The task ▸ Which lines hold the word "caret"? Copy each of them from the material.

Extracted entries ▸

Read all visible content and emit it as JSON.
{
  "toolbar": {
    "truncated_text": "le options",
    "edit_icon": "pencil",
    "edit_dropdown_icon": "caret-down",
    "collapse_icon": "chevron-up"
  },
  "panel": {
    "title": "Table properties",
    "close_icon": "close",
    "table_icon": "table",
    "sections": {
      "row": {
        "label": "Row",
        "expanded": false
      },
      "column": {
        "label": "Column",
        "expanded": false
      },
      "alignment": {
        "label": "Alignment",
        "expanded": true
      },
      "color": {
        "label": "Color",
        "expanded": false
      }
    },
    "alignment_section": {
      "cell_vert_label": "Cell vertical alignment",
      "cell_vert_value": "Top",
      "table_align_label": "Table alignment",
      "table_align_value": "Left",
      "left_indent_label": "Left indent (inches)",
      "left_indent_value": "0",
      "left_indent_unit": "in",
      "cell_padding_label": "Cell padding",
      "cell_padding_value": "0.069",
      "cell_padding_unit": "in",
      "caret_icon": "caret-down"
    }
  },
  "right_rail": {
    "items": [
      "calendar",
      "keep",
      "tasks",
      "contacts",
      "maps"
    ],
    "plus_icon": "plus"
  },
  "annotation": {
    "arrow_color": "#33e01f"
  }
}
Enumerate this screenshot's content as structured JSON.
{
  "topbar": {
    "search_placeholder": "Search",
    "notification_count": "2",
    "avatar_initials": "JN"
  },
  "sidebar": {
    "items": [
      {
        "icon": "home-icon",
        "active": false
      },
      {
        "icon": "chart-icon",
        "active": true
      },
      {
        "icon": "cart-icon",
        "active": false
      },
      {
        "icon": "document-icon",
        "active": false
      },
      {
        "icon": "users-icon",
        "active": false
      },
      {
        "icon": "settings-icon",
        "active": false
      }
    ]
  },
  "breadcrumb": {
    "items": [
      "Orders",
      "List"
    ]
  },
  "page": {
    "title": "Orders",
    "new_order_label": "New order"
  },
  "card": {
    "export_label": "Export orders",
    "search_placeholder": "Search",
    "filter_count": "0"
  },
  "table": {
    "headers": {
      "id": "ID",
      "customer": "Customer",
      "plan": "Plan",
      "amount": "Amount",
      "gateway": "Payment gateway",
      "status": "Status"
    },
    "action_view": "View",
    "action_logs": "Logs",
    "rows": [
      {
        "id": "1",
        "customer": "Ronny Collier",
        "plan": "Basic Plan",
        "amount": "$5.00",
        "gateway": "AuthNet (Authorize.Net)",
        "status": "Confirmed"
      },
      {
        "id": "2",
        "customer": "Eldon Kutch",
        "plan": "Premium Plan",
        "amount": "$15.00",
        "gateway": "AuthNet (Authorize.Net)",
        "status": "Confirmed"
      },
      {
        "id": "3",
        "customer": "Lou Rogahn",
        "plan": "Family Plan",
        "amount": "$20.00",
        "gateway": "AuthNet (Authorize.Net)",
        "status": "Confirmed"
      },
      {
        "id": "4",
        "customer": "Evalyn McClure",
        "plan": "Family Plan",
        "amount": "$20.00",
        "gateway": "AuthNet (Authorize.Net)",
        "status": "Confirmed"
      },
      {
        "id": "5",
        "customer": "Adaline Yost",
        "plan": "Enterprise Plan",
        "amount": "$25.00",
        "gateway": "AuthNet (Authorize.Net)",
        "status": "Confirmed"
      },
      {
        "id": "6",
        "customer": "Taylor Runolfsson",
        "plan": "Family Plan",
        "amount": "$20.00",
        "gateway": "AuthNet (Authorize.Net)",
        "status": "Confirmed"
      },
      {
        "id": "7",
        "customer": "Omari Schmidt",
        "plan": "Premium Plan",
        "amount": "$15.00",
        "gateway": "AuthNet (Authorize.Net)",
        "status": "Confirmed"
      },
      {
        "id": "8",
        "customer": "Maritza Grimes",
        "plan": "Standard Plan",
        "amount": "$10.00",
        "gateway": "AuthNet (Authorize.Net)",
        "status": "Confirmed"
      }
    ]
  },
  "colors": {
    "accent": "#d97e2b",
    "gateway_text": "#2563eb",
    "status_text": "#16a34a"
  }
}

Solution to the problem ▸
    "edit_dropdown_icon": "caret-down",
      "caret_icon": "caret-down"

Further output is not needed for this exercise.